= Exercise A =
Check each statement against the Linux kernel text and answer yes or no, quoting the words that decide it. (i) Under the same workload, the 2.6 kernel served 5 times more Web pages than the 2.4.18 kernel. (ii) The tests ran on a 4-way SMP system. (iii) One comment states that 2.6 used 5.6 times more RAM.
= Exercise B =
Repeat the Linux kernel text word for word, beginning at the words "The small performance" and stopping after "in the scheduler.".

= Source extract =
▼

Kernel Comparison: Web Serving On 2.4 And 2.6
An anonymous reader writes "Many improvements have been made in the Linux 2.6 kernel to favor enterprise applications. This article presents results from the IBM Linux Technology Center's Web serving testing efforts, comparing the Linux 2.4 and 2.6 kernels from various aspects. The highlights here are the key enhancements in the 2.6 kernel, the test methodologies, and the results of the tests themselves. Bottom line: the 2.6 kernel is much faster than 2.4 for serving Web pages, with no loss in reliability."
In the case of RH5.2, security. I hope you've been doing the furious quantity of patching necessary to keep that secure. If not, I'd seriously consider moving to Debian. You still have to secure it, but it's really easy to do.
The small performance boost, according to this paper, is large. Huge, much the same as the scalability boosts that came in as a result of the mindcraft benchmarks. However, they are for the most part improvements in SMP. There are also some "responsiveness" improvements in the scheduler.
Should you move to 2.6? Probably not. As far as I can tell the gains are on big iron, really really small iron, and the desktop. I'm sure as hell not moving off 2.4 any time soon.
Dave
I write a blog now, you should be afraid.
Aside from a small performance boost
Small...right... i'll refer you to the text of the article:
Conclusion
We've shown that, using a typical test scenario -- Apache/WPT on an 8-way SMP IBM xSeries system -- the Apache server has better scalability and performance on the 2.6 kernel compared to the 2.4 kernel. On the same system under the same workload, the Apache server with 2.6.0-test5 kernel more effectively used system resources and served 5 times more Web pages than the 2.4.18 kernel did. This real data demonstrates that a variety of features and changes have helped the 2.6 kernel offer better scalability and performance and become more mature for enterprise-level applications.
I live in Soviet Canuckistan you insensitive clod!
While the performance gains are impressive (about 5 times as many pages under 2.6) it also shows that 2.6 used 5.6 times more RAM to serve the increased number of pages. If RAM on the system isn't limited, the performance gain is insane. If the system is already overloaded w/respect to RAM, it likely won't help much and there's a *slight* chance it would actually perform worse.
;o)
Of course, this is just a benchmark
The new linux kernel is great, but the reason the this particlular kernel results is better performance ("5 times better") is because the application framework it is testing is horrible.
All of the "enterprise" applications in this test have several performance cripling features in common: socket per thread connections, fundemental reliance on threads, and massive memory foot print. Apache has one thread/process (the diff is a stack) per connections. Java requires a sizable multiple of memory usage as most other application languages (C/C++ obviously, but also Perl, Python, and PHP). J2EE is an inherently thread driven programming framwork.

▲

= Extracted records =
▼

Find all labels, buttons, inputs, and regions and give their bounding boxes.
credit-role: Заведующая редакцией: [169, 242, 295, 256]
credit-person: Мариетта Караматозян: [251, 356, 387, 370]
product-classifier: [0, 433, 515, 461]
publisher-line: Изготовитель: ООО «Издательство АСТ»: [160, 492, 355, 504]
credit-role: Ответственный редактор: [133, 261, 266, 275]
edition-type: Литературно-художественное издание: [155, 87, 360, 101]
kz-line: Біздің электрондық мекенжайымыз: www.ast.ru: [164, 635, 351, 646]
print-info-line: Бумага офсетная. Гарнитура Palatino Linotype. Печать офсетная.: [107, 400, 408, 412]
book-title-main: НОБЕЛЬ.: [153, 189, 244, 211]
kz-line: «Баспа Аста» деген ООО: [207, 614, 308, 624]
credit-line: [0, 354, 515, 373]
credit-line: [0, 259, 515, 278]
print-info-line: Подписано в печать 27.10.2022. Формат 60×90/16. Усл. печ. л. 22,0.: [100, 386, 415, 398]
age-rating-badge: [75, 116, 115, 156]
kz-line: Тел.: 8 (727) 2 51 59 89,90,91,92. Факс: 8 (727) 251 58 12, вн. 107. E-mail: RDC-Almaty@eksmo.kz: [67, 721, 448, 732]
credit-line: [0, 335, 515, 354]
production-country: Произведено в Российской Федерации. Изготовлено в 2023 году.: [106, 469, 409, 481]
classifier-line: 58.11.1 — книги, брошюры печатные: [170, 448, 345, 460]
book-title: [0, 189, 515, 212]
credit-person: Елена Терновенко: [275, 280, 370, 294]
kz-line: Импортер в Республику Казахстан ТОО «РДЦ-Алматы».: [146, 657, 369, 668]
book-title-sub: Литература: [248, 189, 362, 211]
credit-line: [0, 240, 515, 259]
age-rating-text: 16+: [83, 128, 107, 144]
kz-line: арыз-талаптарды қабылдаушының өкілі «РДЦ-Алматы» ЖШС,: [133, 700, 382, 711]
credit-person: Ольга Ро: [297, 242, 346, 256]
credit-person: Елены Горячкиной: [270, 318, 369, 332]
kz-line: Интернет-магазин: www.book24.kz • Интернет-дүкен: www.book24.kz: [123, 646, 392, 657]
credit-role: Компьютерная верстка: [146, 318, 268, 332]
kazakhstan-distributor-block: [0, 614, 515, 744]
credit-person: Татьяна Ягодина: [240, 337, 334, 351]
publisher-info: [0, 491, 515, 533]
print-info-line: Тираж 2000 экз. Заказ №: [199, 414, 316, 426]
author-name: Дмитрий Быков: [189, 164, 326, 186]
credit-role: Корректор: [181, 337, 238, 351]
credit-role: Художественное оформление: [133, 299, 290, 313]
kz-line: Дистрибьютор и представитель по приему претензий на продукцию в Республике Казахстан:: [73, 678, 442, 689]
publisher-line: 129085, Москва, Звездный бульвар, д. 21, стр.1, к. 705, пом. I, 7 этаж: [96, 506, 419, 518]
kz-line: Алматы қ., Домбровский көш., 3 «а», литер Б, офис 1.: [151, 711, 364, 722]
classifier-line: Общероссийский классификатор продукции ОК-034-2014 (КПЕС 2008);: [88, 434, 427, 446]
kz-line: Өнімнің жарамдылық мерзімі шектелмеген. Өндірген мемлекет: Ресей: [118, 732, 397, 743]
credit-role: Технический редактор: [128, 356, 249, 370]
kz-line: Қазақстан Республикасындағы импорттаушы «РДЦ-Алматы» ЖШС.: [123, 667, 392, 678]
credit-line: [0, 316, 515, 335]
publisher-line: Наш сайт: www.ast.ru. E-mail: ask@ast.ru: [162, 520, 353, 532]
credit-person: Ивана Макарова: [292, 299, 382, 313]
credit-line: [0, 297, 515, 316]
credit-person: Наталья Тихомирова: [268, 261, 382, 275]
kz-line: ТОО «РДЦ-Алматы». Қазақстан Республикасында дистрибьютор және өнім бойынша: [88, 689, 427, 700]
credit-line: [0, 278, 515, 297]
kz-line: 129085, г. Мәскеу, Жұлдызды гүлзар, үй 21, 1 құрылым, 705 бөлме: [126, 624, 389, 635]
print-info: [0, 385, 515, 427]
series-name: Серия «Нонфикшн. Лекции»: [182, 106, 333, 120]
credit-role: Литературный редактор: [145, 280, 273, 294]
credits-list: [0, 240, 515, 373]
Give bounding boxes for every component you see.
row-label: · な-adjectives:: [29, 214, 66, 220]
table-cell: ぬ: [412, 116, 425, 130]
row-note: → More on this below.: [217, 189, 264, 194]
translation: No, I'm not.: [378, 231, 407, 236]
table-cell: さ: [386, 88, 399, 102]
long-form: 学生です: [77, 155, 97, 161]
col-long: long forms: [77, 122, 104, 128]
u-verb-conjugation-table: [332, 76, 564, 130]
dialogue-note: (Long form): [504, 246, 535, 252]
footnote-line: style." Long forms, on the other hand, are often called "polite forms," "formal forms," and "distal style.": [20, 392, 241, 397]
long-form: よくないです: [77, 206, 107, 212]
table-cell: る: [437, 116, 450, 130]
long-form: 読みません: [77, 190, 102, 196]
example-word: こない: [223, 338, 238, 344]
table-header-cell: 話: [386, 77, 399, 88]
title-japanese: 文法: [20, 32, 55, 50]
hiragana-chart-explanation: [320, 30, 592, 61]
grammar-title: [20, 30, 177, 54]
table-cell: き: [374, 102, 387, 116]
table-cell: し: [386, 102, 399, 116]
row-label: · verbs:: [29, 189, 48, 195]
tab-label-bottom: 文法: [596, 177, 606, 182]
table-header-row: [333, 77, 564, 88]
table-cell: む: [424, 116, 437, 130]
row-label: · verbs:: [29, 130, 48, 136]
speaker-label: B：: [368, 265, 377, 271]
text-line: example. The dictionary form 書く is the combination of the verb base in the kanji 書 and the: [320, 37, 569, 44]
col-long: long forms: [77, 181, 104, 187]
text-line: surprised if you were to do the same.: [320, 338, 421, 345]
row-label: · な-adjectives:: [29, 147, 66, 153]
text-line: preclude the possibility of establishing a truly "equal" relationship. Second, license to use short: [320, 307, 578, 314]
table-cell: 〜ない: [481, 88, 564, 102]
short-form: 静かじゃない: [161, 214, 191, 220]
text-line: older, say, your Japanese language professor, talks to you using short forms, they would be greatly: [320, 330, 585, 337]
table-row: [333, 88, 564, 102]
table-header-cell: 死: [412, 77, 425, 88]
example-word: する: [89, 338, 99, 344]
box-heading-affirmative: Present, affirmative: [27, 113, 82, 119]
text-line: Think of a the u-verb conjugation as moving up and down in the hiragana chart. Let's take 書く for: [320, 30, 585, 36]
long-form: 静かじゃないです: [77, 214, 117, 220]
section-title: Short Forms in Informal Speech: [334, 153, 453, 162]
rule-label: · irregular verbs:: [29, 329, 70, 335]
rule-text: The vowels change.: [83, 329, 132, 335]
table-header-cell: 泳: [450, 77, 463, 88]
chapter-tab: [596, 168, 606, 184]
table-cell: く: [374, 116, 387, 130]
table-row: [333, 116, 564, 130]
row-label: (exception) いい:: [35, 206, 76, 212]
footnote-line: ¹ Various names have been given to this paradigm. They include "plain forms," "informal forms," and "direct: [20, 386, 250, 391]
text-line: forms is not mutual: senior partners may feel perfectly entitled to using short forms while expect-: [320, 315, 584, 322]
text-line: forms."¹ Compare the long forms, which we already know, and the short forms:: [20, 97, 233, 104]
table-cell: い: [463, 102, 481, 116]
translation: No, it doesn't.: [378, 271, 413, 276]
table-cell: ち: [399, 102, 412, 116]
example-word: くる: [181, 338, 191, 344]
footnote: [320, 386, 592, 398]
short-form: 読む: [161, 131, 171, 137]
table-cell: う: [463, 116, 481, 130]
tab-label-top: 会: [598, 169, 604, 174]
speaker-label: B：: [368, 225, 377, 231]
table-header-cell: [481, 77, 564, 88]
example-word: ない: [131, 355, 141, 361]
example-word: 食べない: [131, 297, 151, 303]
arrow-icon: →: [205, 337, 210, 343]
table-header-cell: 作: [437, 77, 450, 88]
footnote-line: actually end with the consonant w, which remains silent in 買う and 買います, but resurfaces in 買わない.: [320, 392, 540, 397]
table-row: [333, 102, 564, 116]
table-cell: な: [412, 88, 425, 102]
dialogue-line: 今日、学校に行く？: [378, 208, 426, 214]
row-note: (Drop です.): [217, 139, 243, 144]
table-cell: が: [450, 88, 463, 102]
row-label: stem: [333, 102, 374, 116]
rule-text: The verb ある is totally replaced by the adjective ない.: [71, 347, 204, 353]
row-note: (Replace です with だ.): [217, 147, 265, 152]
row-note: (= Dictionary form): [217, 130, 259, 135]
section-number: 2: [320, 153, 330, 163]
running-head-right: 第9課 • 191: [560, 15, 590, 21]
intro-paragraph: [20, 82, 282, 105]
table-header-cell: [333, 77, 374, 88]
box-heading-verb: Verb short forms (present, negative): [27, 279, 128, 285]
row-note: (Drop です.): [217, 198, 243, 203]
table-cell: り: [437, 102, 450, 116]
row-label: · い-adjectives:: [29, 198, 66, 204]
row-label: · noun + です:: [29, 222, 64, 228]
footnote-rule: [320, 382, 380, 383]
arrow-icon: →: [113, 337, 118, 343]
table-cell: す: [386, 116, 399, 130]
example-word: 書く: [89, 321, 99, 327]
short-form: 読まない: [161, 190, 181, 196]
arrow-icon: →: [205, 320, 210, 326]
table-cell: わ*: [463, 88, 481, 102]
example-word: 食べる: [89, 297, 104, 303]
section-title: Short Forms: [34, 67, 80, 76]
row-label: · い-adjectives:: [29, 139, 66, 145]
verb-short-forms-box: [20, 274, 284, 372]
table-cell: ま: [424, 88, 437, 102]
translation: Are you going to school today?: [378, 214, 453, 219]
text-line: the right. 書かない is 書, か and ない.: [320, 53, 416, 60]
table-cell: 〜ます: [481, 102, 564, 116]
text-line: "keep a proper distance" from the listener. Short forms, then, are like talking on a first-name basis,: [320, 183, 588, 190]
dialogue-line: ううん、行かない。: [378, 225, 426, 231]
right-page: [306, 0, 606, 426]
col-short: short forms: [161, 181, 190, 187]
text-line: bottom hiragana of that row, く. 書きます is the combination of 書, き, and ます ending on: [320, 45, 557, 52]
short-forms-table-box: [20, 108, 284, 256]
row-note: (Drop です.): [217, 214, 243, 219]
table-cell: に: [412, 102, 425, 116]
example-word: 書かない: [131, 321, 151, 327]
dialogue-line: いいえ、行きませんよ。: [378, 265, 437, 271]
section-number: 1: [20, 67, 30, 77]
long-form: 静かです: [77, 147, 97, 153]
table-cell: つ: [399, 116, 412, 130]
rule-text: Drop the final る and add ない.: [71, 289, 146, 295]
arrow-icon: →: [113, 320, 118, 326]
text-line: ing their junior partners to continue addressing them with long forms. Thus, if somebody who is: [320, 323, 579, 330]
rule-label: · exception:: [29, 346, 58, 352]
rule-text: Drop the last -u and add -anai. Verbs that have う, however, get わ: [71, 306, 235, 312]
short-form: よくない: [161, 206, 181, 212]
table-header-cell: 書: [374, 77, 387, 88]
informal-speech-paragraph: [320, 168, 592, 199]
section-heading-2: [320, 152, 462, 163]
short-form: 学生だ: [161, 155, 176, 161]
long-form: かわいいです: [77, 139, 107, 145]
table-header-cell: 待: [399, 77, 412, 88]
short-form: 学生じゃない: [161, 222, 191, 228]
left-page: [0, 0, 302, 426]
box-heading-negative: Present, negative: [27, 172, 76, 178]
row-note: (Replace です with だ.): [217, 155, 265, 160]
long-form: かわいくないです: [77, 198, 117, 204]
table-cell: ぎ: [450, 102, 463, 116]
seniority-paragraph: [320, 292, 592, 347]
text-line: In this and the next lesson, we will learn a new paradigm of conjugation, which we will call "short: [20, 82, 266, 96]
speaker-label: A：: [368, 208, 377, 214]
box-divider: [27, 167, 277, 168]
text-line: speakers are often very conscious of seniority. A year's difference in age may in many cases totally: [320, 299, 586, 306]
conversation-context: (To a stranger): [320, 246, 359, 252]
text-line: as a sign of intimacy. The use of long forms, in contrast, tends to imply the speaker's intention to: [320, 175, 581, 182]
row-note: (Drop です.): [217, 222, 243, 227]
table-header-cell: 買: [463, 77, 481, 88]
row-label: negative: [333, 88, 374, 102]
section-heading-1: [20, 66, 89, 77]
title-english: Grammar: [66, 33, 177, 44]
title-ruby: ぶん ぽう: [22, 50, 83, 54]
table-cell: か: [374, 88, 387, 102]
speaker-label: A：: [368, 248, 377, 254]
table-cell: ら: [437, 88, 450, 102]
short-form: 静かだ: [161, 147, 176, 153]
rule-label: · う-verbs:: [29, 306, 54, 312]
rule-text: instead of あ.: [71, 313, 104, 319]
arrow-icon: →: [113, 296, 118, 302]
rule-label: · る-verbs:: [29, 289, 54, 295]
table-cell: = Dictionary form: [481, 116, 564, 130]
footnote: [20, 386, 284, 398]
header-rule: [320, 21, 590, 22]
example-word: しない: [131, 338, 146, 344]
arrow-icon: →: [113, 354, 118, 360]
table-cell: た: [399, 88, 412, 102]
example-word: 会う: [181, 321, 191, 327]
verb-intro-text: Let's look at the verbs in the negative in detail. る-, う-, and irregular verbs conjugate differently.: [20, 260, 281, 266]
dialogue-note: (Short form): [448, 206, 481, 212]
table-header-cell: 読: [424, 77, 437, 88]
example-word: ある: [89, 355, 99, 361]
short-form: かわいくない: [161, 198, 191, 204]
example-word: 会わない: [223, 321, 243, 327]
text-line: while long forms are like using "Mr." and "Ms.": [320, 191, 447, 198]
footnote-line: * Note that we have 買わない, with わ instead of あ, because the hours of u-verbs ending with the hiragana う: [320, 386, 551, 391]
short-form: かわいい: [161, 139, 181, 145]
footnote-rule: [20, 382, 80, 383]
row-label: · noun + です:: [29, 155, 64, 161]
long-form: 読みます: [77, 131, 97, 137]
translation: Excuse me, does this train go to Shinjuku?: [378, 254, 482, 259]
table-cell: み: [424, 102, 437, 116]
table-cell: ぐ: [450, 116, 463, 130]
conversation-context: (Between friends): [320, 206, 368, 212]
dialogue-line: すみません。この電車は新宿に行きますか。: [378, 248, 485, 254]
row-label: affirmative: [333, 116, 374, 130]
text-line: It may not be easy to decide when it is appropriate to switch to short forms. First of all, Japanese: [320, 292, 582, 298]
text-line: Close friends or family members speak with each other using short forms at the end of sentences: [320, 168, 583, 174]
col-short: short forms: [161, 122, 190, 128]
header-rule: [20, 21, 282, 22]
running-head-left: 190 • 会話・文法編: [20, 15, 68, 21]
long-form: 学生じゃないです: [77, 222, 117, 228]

▲

= Solution A =
(i) Yes: "the Apache server with 2.6.0-test5 kernel more effectively used system resources and served 5 times more Web pages than the 2.4.18 kernel did"
(ii) No: "Apache/WPT on an 8-way SMP IBM xSeries system"
(iii) Yes: "2.6 used 5.6 times more RAM to serve the increased number of pages"

= Solution B =
The small performance boost, according to this paper, is large. Huge, much the same as the scalability boosts that came in as a result of the mindcraft benchmarks. However, they are for the most part improvements in SMP. There are also some "responsiveness" improvements in the scheduler.